Directions for this task:
Set the listing down again exactly, please, apart from its pictures.

Entries supplied:
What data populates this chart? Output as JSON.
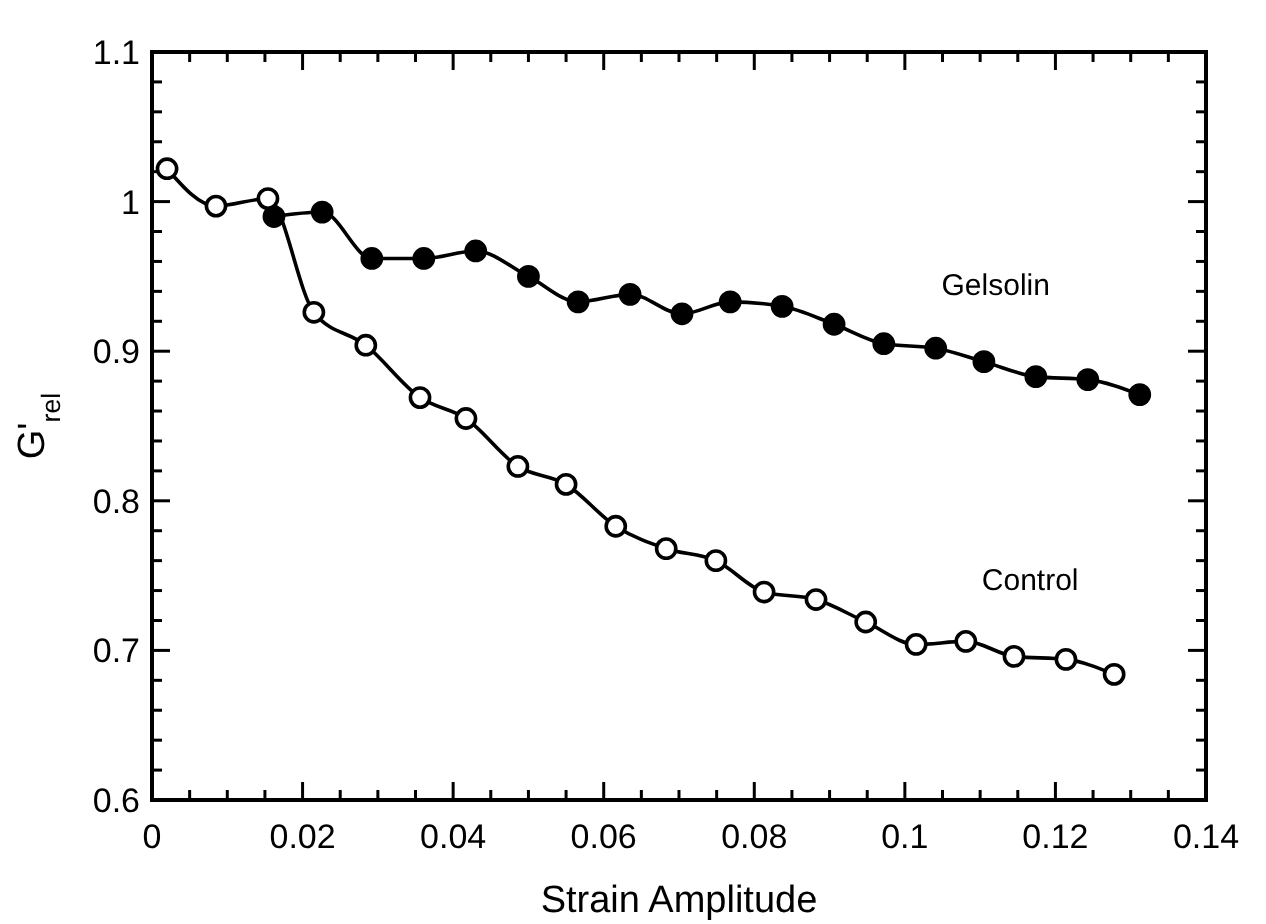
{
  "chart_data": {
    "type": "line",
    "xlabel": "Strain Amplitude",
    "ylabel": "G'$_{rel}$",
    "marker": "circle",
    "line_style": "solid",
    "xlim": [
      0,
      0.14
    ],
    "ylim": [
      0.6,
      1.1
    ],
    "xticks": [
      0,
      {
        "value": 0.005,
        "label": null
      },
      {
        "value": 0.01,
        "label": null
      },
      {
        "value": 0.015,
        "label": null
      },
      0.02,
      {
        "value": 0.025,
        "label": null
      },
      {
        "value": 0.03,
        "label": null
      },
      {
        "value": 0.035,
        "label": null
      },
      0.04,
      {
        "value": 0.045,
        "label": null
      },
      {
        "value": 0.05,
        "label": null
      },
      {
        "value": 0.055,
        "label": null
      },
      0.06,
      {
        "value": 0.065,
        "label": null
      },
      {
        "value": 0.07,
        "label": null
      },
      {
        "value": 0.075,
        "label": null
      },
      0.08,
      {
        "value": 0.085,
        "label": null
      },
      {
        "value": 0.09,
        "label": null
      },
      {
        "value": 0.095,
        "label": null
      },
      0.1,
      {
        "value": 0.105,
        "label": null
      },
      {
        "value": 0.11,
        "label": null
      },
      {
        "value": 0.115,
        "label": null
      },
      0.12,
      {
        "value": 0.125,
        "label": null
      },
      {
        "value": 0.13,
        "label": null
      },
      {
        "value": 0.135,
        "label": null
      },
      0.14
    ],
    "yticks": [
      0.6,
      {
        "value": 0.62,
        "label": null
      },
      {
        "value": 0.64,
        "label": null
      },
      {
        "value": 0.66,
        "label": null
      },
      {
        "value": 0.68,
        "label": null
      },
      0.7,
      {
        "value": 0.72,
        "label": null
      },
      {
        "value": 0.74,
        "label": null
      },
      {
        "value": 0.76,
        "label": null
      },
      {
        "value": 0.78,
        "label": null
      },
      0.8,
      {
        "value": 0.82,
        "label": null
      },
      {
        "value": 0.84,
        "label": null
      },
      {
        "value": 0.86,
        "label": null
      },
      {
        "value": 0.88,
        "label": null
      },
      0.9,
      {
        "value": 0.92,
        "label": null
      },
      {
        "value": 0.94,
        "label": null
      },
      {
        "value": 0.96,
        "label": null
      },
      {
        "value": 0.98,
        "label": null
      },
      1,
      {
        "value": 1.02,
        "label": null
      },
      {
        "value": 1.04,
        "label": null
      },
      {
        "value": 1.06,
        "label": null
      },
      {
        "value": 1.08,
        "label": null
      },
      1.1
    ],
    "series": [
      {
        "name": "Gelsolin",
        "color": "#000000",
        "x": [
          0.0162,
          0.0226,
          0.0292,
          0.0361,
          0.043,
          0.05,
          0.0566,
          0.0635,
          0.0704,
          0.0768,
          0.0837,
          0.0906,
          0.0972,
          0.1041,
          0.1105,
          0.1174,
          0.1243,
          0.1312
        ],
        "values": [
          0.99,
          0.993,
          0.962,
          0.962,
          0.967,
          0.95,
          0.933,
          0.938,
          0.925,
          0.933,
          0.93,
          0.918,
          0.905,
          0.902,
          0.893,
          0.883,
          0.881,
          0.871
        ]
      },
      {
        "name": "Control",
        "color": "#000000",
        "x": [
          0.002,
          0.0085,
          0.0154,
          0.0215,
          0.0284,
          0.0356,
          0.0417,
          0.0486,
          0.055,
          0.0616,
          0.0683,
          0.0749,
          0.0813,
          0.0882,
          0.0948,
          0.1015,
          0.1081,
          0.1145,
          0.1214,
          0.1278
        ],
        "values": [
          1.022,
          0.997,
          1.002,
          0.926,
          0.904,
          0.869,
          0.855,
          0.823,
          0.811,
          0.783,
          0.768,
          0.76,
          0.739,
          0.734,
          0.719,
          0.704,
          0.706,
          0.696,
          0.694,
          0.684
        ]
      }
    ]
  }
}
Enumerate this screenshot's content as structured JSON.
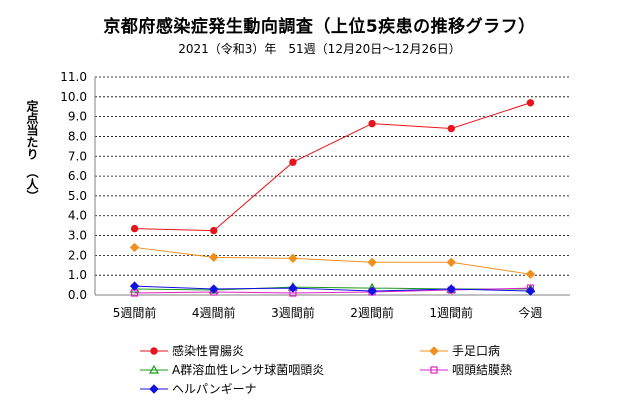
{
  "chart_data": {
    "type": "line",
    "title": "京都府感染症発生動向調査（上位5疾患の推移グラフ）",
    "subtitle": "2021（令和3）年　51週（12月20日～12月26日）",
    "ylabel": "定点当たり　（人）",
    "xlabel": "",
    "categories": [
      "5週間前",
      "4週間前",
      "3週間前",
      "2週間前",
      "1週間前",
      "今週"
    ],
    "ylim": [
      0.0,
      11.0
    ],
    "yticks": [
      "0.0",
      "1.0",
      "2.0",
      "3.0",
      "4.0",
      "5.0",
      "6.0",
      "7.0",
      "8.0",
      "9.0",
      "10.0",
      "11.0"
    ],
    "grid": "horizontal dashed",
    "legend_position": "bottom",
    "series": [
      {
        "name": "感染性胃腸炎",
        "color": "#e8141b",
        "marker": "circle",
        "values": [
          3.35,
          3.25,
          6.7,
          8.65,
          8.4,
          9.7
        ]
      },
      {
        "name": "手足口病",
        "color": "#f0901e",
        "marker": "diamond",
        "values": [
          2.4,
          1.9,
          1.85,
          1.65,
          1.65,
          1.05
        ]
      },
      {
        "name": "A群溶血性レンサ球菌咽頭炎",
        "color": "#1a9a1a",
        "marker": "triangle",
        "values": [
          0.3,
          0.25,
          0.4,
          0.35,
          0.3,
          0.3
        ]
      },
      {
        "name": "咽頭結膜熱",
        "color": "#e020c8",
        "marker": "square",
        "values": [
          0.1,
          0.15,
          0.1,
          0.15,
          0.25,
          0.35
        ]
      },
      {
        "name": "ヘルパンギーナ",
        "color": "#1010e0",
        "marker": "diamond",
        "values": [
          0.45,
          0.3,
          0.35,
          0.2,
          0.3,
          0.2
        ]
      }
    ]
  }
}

The solution:
What data populates this chart? Output as JSON.
{
  "chart_data": {
    "type": "line",
    "xlabel": "Strain Amplitude",
    "ylabel": "G'$_{rel}$",
    "marker": "circle",
    "line_style": "solid",
    "xlim": [
      0,
      0.14
    ],
    "ylim": [
      0.6,
      1.1
    ],
    "xticks": [
      0,
      {
        "value": 0.005,
        "label": null
      },
      {
        "value": 0.01,
        "label": null
      },
      {
        "value": 0.015,
        "label": null
      },
      0.02,
      {
        "value": 0.025,
        "label": null
      },
      {
        "value": 0.03,
        "label": null
      },
      {
        "value": 0.035,
        "label": null
      },
      0.04,
      {
        "value": 0.045,
        "label": null
      },
      {
        "value": 0.05,
        "label": null
      },
      {
        "value": 0.055,
        "label": null
      },
      0.06,
      {
        "value": 0.065,
        "label": null
      },
      {
        "value": 0.07,
        "label": null
      },
      {
        "value": 0.075,
        "label": null
      },
      0.08,
      {
        "value": 0.085,
        "label": null
      },
      {
        "value": 0.09,
        "label": null
      },
      {
        "value": 0.095,
        "label": null
      },
      0.1,
      {
        "value": 0.105,
        "label": null
      },
      {
        "value": 0.11,
        "label": null
      },
      {
        "value": 0.115,
        "label": null
      },
      0.12,
      {
        "value": 0.125,
        "label": null
      },
      {
        "value": 0.13,
        "label": null
      },
      {
        "value": 0.135,
        "label": null
      },
      0.14
    ],
    "yticks": [
      0.6,
      {
        "value": 0.62,
        "label": null
      },
      {
        "value": 0.64,
        "label": null
      },
      {
        "value": 0.66,
        "label": null
      },
      {
        "value": 0.68,
        "label": null
      },
      0.7,
      {
        "value": 0.72,
        "label": null
      },
      {
        "value": 0.74,
        "label": null
      },
      {
        "value": 0.76,
        "label": null
      },
      {
        "value": 0.78,
        "label": null
      },
      0.8,
      {
        "value": 0.82,
        "label": null
      },
      {
        "value": 0.84,
        "label": null
      },
      {
        "value": 0.86,
        "label": null
      },
      {
        "value": 0.88,
        "label": null
      },
      0.9,
      {
        "value": 0.92,
        "label": null
      },
      {
        "value": 0.94,
        "label": null
      },
      {
        "value": 0.96,
        "label": null
      },
      {
        "value": 0.98,
        "label": null
      },
      1,
      {
        "value": 1.02,
        "label": null
      },
      {
        "value": 1.04,
        "label": null
      },
      {
        "value": 1.06,
        "label": null
      },
      {
        "value": 1.08,
        "label": null
      },
      1.1
    ],
    "series": [
      {
        "name": "Gelsolin",
        "color": "#000000",
        "x": [
          0.0162,
          0.0226,
          0.0292,
          0.0361,
          0.043,
          0.05,
          0.0566,
          0.0635,
          0.0704,
          0.0768,
          0.0837,
          0.0906,
          0.0972,
          0.1041,
          0.1105,
          0.1174,
          0.1243,
          0.1312
        ],
        "values": [
          0.99,
          0.993,
          0.962,
          0.962,
          0.967,
          0.95,
          0.933,
          0.938,
          0.925,
          0.933,
          0.93,
          0.918,
          0.905,
          0.902,
          0.893,
          0.883,
          0.881,
          0.871
        ]
      },
      {
        "name": "Control",
        "color": "#000000",
        "x": [
          0.002,
          0.0085,
          0.0154,
          0.0215,
          0.0284,
          0.0356,
          0.0417,
          0.0486,
          0.055,
          0.0616,
          0.0683,
          0.0749,
          0.0813,
          0.0882,
          0.0948,
          0.1015,
          0.1081,
          0.1145,
          0.1214,
          0.1278
        ],
        "values": [
          1.022,
          0.997,
          1.002,
          0.926,
          0.904,
          0.869,
          0.855,
          0.823,
          0.811,
          0.783,
          0.768,
          0.76,
          0.739,
          0.734,
          0.719,
          0.704,
          0.706,
          0.696,
          0.694,
          0.684
        ]
      }
    ]
  }
}
Enumerate this screenshot's content as structured JSON.
{
  "chart_data": {
    "type": "line",
    "title": "京都府感染症発生動向調査（上位5疾患の推移グラフ）",
    "subtitle": "2021（令和3）年　51週（12月20日～12月26日）",
    "ylabel": "定点当たり　（人）",
    "xlabel": "",
    "categories": [
      "5週間前",
      "4週間前",
      "3週間前",
      "2週間前",
      "1週間前",
      "今週"
    ],
    "ylim": [
      0.0,
      11.0
    ],
    "yticks": [
      "0.0",
      "1.0",
      "2.0",
      "3.0",
      "4.0",
      "5.0",
      "6.0",
      "7.0",
      "8.0",
      "9.0",
      "10.0",
      "11.0"
    ],
    "grid": "horizontal dashed",
    "legend_position": "bottom",
    "series": [
      {
        "name": "感染性胃腸炎",
        "color": "#e8141b",
        "marker": "circle",
        "values": [
          3.35,
          3.25,
          6.7,
          8.65,
          8.4,
          9.7
        ]
      },
      {
        "name": "手足口病",
        "color": "#f0901e",
        "marker": "diamond",
        "values": [
          2.4,
          1.9,
          1.85,
          1.65,
          1.65,
          1.05
        ]
      },
      {
        "name": "A群溶血性レンサ球菌咽頭炎",
        "color": "#1a9a1a",
        "marker": "triangle",
        "values": [
          0.3,
          0.25,
          0.4,
          0.35,
          0.3,
          0.3
        ]
      },
      {
        "name": "咽頭結膜熱",
        "color": "#e020c8",
        "marker": "square",
        "values": [
          0.1,
          0.15,
          0.1,
          0.15,
          0.25,
          0.35
        ]
      },
      {
        "name": "ヘルパンギーナ",
        "color": "#1010e0",
        "marker": "diamond",
        "values": [
          0.45,
          0.3,
          0.35,
          0.2,
          0.3,
          0.2
        ]
      }
    ]
  }
}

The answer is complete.